Out of all the lines below, count those with the word "JSON". Give the number only.

Items from a dataset:
________________________

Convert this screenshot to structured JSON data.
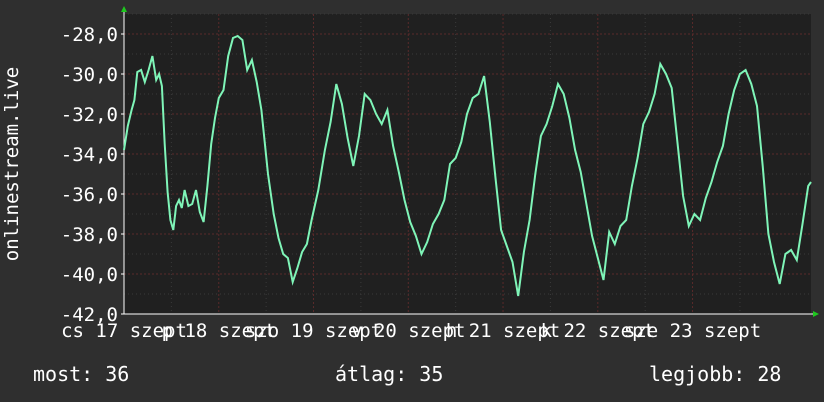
{
  "chart_data": {
    "type": "line",
    "title": "",
    "ylabel": "onlinestream.live",
    "xlabel": "",
    "ylim": [
      -42,
      -27
    ],
    "y_ticks": [
      -28,
      -30,
      -32,
      -34,
      -36,
      -38,
      -40,
      -42
    ],
    "y_tick_labels": [
      "-28,0",
      "-30,0",
      "-32,0",
      "-34,0",
      "-36,0",
      "-38,0",
      "-40,0",
      "-42,0"
    ],
    "x_range": [
      0,
      7.25
    ],
    "x_tick_labels": [
      {
        "x": 0.0,
        "label": "cs 17 szept"
      },
      {
        "x": 1.0,
        "label": "p 18 szept"
      },
      {
        "x": 2.0,
        "label": "szo 19 szept"
      },
      {
        "x": 3.0,
        "label": "v 20 szept"
      },
      {
        "x": 4.0,
        "label": "h 21 szept"
      },
      {
        "x": 5.0,
        "label": "k 22 szept"
      },
      {
        "x": 6.0,
        "label": "sze 23 szept"
      }
    ],
    "grid": true,
    "colors": {
      "line": "#7ff5b8",
      "background": "#202020",
      "grid": "#5a2a2a",
      "axis": "#ffffff",
      "arrow": "#1ec81e"
    },
    "series": [
      {
        "values": [
          [
            0.0,
            -33.8
          ],
          [
            0.04,
            -32.6
          ],
          [
            0.08,
            -31.8
          ],
          [
            0.11,
            -31.3
          ],
          [
            0.14,
            -29.9
          ],
          [
            0.18,
            -29.8
          ],
          [
            0.22,
            -30.4
          ],
          [
            0.26,
            -29.8
          ],
          [
            0.3,
            -29.1
          ],
          [
            0.34,
            -30.3
          ],
          [
            0.37,
            -30.0
          ],
          [
            0.4,
            -30.6
          ],
          [
            0.43,
            -33.5
          ],
          [
            0.46,
            -35.9
          ],
          [
            0.49,
            -37.3
          ],
          [
            0.52,
            -37.8
          ],
          [
            0.55,
            -36.6
          ],
          [
            0.58,
            -36.3
          ],
          [
            0.61,
            -36.7
          ],
          [
            0.64,
            -35.8
          ],
          [
            0.68,
            -36.6
          ],
          [
            0.72,
            -36.5
          ],
          [
            0.76,
            -35.8
          ],
          [
            0.8,
            -36.9
          ],
          [
            0.84,
            -37.4
          ],
          [
            0.88,
            -35.6
          ],
          [
            0.92,
            -33.5
          ],
          [
            0.96,
            -32.2
          ],
          [
            1.0,
            -31.2
          ],
          [
            1.05,
            -30.8
          ],
          [
            1.1,
            -29.1
          ],
          [
            1.15,
            -28.2
          ],
          [
            1.2,
            -28.1
          ],
          [
            1.25,
            -28.3
          ],
          [
            1.3,
            -29.8
          ],
          [
            1.35,
            -29.3
          ],
          [
            1.4,
            -30.4
          ],
          [
            1.45,
            -31.8
          ],
          [
            1.52,
            -35.0
          ],
          [
            1.58,
            -37.0
          ],
          [
            1.63,
            -38.2
          ],
          [
            1.68,
            -39.0
          ],
          [
            1.73,
            -39.2
          ],
          [
            1.78,
            -40.4
          ],
          [
            1.83,
            -39.7
          ],
          [
            1.88,
            -38.9
          ],
          [
            1.93,
            -38.5
          ],
          [
            1.98,
            -37.3
          ],
          [
            2.05,
            -35.8
          ],
          [
            2.12,
            -33.8
          ],
          [
            2.18,
            -32.4
          ],
          [
            2.24,
            -30.5
          ],
          [
            2.3,
            -31.5
          ],
          [
            2.36,
            -33.2
          ],
          [
            2.42,
            -34.6
          ],
          [
            2.48,
            -33.1
          ],
          [
            2.54,
            -31.0
          ],
          [
            2.6,
            -31.3
          ],
          [
            2.66,
            -32.0
          ],
          [
            2.72,
            -32.5
          ],
          [
            2.78,
            -31.8
          ],
          [
            2.84,
            -33.6
          ],
          [
            2.9,
            -34.9
          ],
          [
            2.96,
            -36.3
          ],
          [
            3.02,
            -37.4
          ],
          [
            3.08,
            -38.1
          ],
          [
            3.14,
            -39.0
          ],
          [
            3.2,
            -38.4
          ],
          [
            3.26,
            -37.5
          ],
          [
            3.32,
            -37.0
          ],
          [
            3.38,
            -36.3
          ],
          [
            3.44,
            -34.5
          ],
          [
            3.5,
            -34.2
          ],
          [
            3.56,
            -33.4
          ],
          [
            3.62,
            -32.0
          ],
          [
            3.68,
            -31.2
          ],
          [
            3.74,
            -31.0
          ],
          [
            3.8,
            -30.1
          ],
          [
            3.86,
            -32.4
          ],
          [
            3.92,
            -35.2
          ],
          [
            3.98,
            -37.8
          ],
          [
            4.04,
            -38.6
          ],
          [
            4.1,
            -39.4
          ],
          [
            4.16,
            -41.1
          ],
          [
            4.22,
            -38.9
          ],
          [
            4.28,
            -37.3
          ],
          [
            4.34,
            -35.0
          ],
          [
            4.4,
            -33.1
          ],
          [
            4.46,
            -32.5
          ],
          [
            4.52,
            -31.6
          ],
          [
            4.58,
            -30.5
          ],
          [
            4.64,
            -31.0
          ],
          [
            4.7,
            -32.2
          ],
          [
            4.76,
            -33.8
          ],
          [
            4.82,
            -34.9
          ],
          [
            4.88,
            -36.5
          ],
          [
            4.94,
            -38.1
          ],
          [
            5.0,
            -39.2
          ],
          [
            5.06,
            -40.3
          ],
          [
            5.12,
            -37.9
          ],
          [
            5.18,
            -38.5
          ],
          [
            5.24,
            -37.6
          ],
          [
            5.3,
            -37.3
          ],
          [
            5.36,
            -35.6
          ],
          [
            5.42,
            -34.2
          ],
          [
            5.48,
            -32.5
          ],
          [
            5.54,
            -31.9
          ],
          [
            5.6,
            -31.0
          ],
          [
            5.66,
            -29.5
          ],
          [
            5.72,
            -30.0
          ],
          [
            5.78,
            -30.7
          ],
          [
            5.84,
            -33.4
          ],
          [
            5.9,
            -36.1
          ],
          [
            5.96,
            -37.6
          ],
          [
            6.02,
            -37.0
          ],
          [
            6.08,
            -37.3
          ],
          [
            6.14,
            -36.2
          ],
          [
            6.2,
            -35.4
          ],
          [
            6.26,
            -34.4
          ],
          [
            6.32,
            -33.6
          ],
          [
            6.38,
            -32.0
          ],
          [
            6.44,
            -30.8
          ],
          [
            6.5,
            -30.0
          ],
          [
            6.56,
            -29.8
          ],
          [
            6.62,
            -30.5
          ],
          [
            6.68,
            -31.6
          ],
          [
            6.74,
            -34.6
          ],
          [
            6.8,
            -38.0
          ],
          [
            6.86,
            -39.4
          ],
          [
            6.92,
            -40.5
          ],
          [
            6.98,
            -39.0
          ],
          [
            7.04,
            -38.8
          ],
          [
            7.1,
            -39.3
          ],
          [
            7.16,
            -37.5
          ],
          [
            7.22,
            -35.6
          ],
          [
            7.25,
            -35.4
          ]
        ]
      }
    ]
  },
  "footer": {
    "current_label": "most: 36",
    "average_label": "átlag: 35",
    "best_label": "legjobb: 28"
  }
}
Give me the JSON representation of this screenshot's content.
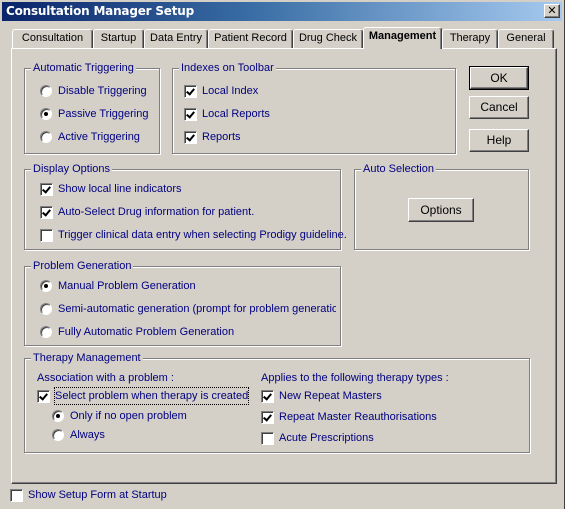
{
  "window": {
    "title": "Consultation Manager Setup",
    "close_icon": "close-x-icon"
  },
  "tabs": [
    {
      "label": "Consultation",
      "active": false
    },
    {
      "label": "Startup",
      "active": false
    },
    {
      "label": "Data Entry",
      "active": false
    },
    {
      "label": "Patient Record",
      "active": false
    },
    {
      "label": "Drug Check",
      "active": false
    },
    {
      "label": "Management",
      "active": true
    },
    {
      "label": "Therapy",
      "active": false
    },
    {
      "label": "General",
      "active": false
    }
  ],
  "automatic_triggering": {
    "title": "Automatic Triggering",
    "options": [
      {
        "label": "Disable Triggering",
        "selected": false
      },
      {
        "label": "Passive Triggering",
        "selected": true
      },
      {
        "label": "Active Triggering",
        "selected": false
      }
    ]
  },
  "indexes_on_toolbar": {
    "title": "Indexes on Toolbar",
    "items": [
      {
        "label": "Local Index",
        "checked": true
      },
      {
        "label": "Local Reports",
        "checked": true
      },
      {
        "label": "Reports",
        "checked": true
      }
    ]
  },
  "buttons": {
    "ok": "OK",
    "cancel": "Cancel",
    "help": "Help"
  },
  "display_options": {
    "title": "Display Options",
    "items": [
      {
        "label": "Show local line indicators",
        "checked": true
      },
      {
        "label": "Auto-Select Drug information for patient.",
        "checked": true
      },
      {
        "label": "Trigger clinical data entry when selecting Prodigy guideline.",
        "checked": false
      }
    ]
  },
  "auto_selection": {
    "title": "Auto Selection",
    "options_button": "Options"
  },
  "problem_generation": {
    "title": "Problem Generation",
    "options": [
      {
        "label": "Manual Problem Generation",
        "selected": true
      },
      {
        "label": "Semi-automatic generation (prompt for problem generation)",
        "selected": false
      },
      {
        "label": "Fully Automatic Problem Generation",
        "selected": false
      }
    ]
  },
  "therapy_management": {
    "title": "Therapy Management",
    "association_label": "Association with a problem :",
    "select_problem": {
      "label": "Select problem when therapy is created",
      "checked": true
    },
    "association_options": [
      {
        "label": "Only if no open problem",
        "selected": true
      },
      {
        "label": "Always",
        "selected": false
      }
    ],
    "applies_label": "Applies to the following therapy types :",
    "therapy_types": [
      {
        "label": "New Repeat Masters",
        "checked": true
      },
      {
        "label": "Repeat Master Reauthorisations",
        "checked": true
      },
      {
        "label": "Acute Prescriptions",
        "checked": false
      }
    ]
  },
  "footer": {
    "show_setup_form": {
      "label": "Show Setup Form at Startup",
      "checked": false
    }
  }
}
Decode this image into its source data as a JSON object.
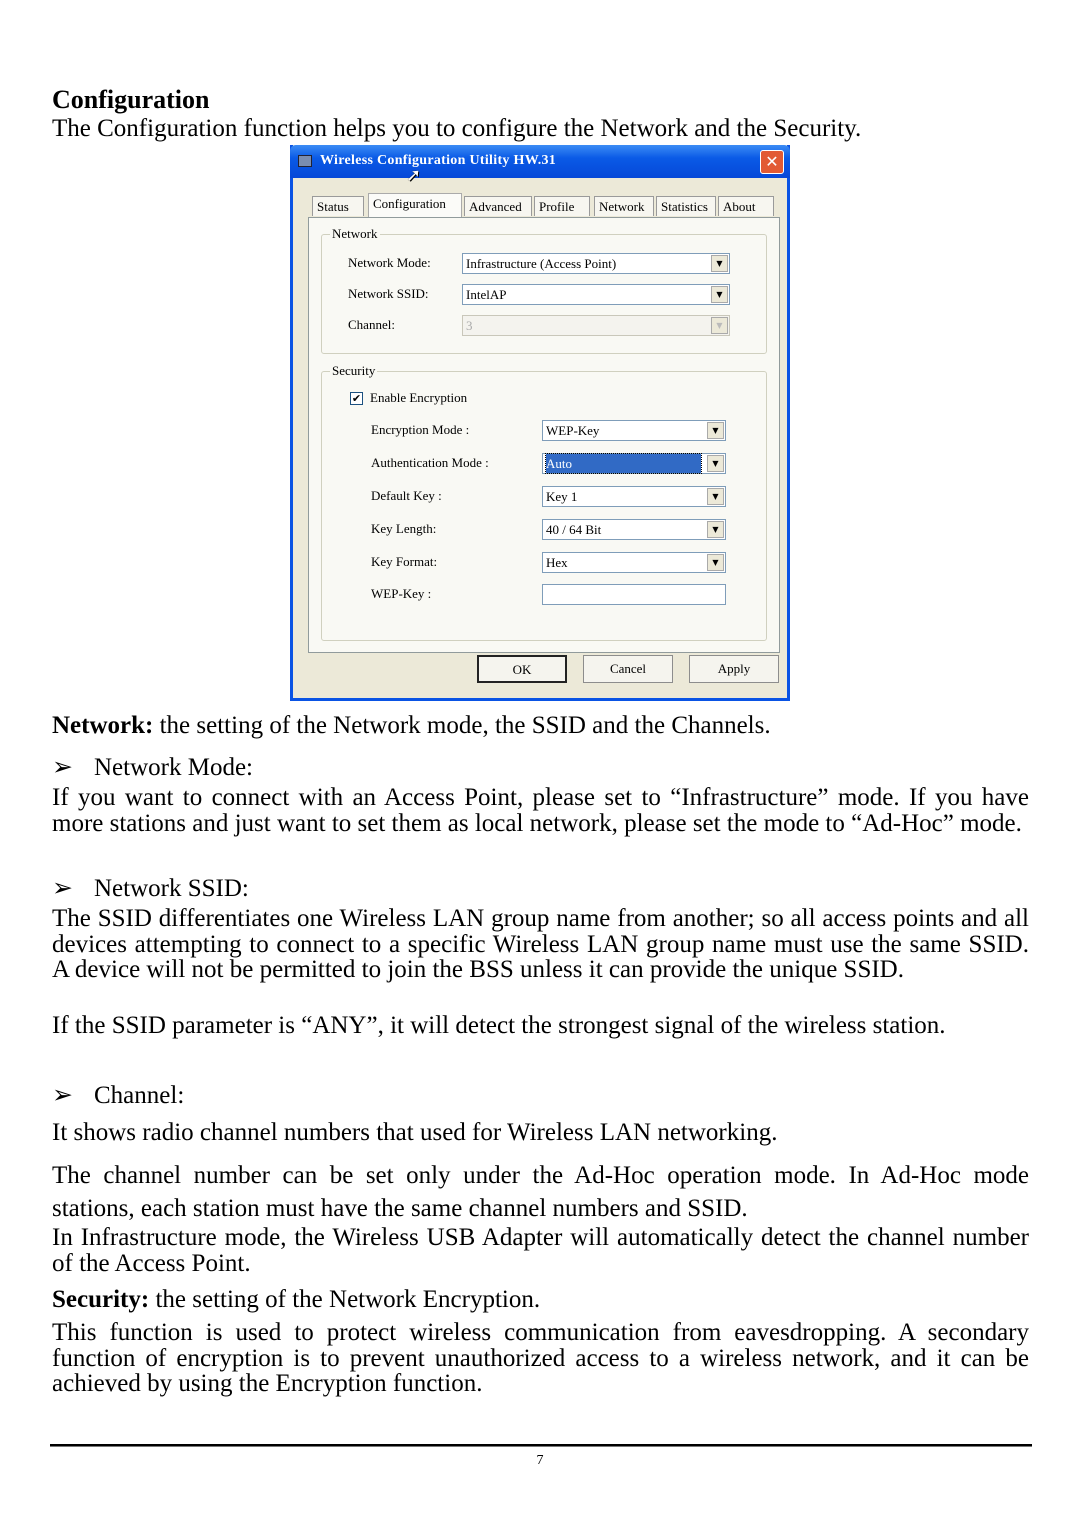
{
  "heading": "Configuration",
  "intro": "The Configuration function helps you to configure the Network and the Security.",
  "dialog": {
    "title": "Wireless Configuration Utility HW.31",
    "close_icon": "close-icon",
    "tabs": [
      "Status",
      "Configuration",
      "Advanced",
      "Profile",
      "Network",
      "Statistics",
      "About"
    ],
    "active_tab": "Configuration",
    "network_group": {
      "legend": "Network",
      "network_mode_label": "Network Mode:",
      "network_mode_value": "Infrastructure (Access Point)",
      "ssid_label": "Network SSID:",
      "ssid_value": "IntelAP",
      "channel_label": "Channel:",
      "channel_value": "3"
    },
    "security_group": {
      "legend": "Security",
      "enable_encryption_label": "Enable Encryption",
      "enable_encryption_checked": true,
      "check_mark": "✔",
      "encryption_mode_label": "Encryption Mode :",
      "encryption_mode_value": "WEP-Key",
      "auth_mode_label": "Authentication Mode :",
      "auth_mode_value": "Auto",
      "default_key_label": "Default Key :",
      "default_key_value": "Key 1",
      "key_length_label": "Key Length:",
      "key_length_value": "40 / 64 Bit",
      "key_format_label": "Key Format:",
      "key_format_value": "Hex",
      "wep_key_label": "WEP-Key :",
      "wep_key_value": ""
    },
    "buttons": {
      "ok": "OK",
      "cancel": "Cancel",
      "apply": "Apply"
    }
  },
  "network_section": {
    "label": "Network:",
    "text": " the setting of the Network mode, the SSID and the Channels."
  },
  "bullets": {
    "arrow": "➢",
    "network_mode": "Network Mode:",
    "network_ssid": "Network SSID:",
    "channel": "Channel:"
  },
  "paragraphs": {
    "network_mode": "If you want to connect with an Access Point, please set to “Infrastructure” mode. If you have more stations and just want to set them as local network, please set the mode to “Ad-Hoc” mode.",
    "ssid_1": "The SSID differentiates one Wireless LAN group name from another; so all access points and all devices attempting to connect to a specific Wireless LAN group name must use the same SSID. A device will not be permitted to join the BSS unless it can provide the unique SSID.",
    "ssid_2": "If the SSID parameter is “ANY”, it will detect the strongest signal of the wireless station.",
    "channel_1": "It shows radio channel numbers that used for Wireless LAN networking.",
    "channel_2": "The channel number can be set only under the Ad-Hoc operation mode. In Ad-Hoc mode stations, each station must have the same channel numbers and SSID.",
    "channel_3": "In Infrastructure mode, the Wireless USB Adapter will automatically detect the channel number of the Access Point.",
    "security": "This function is used to protect wireless communication from eavesdropping. A secondary function of encryption is to prevent unauthorized access to a wireless network, and it can be achieved by using the Encryption function."
  },
  "security_section": {
    "label": "Security:",
    "text": " the setting of the Network Encryption."
  },
  "page_number": "7"
}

________________________

* [PROBLEM SOLUTION]: 3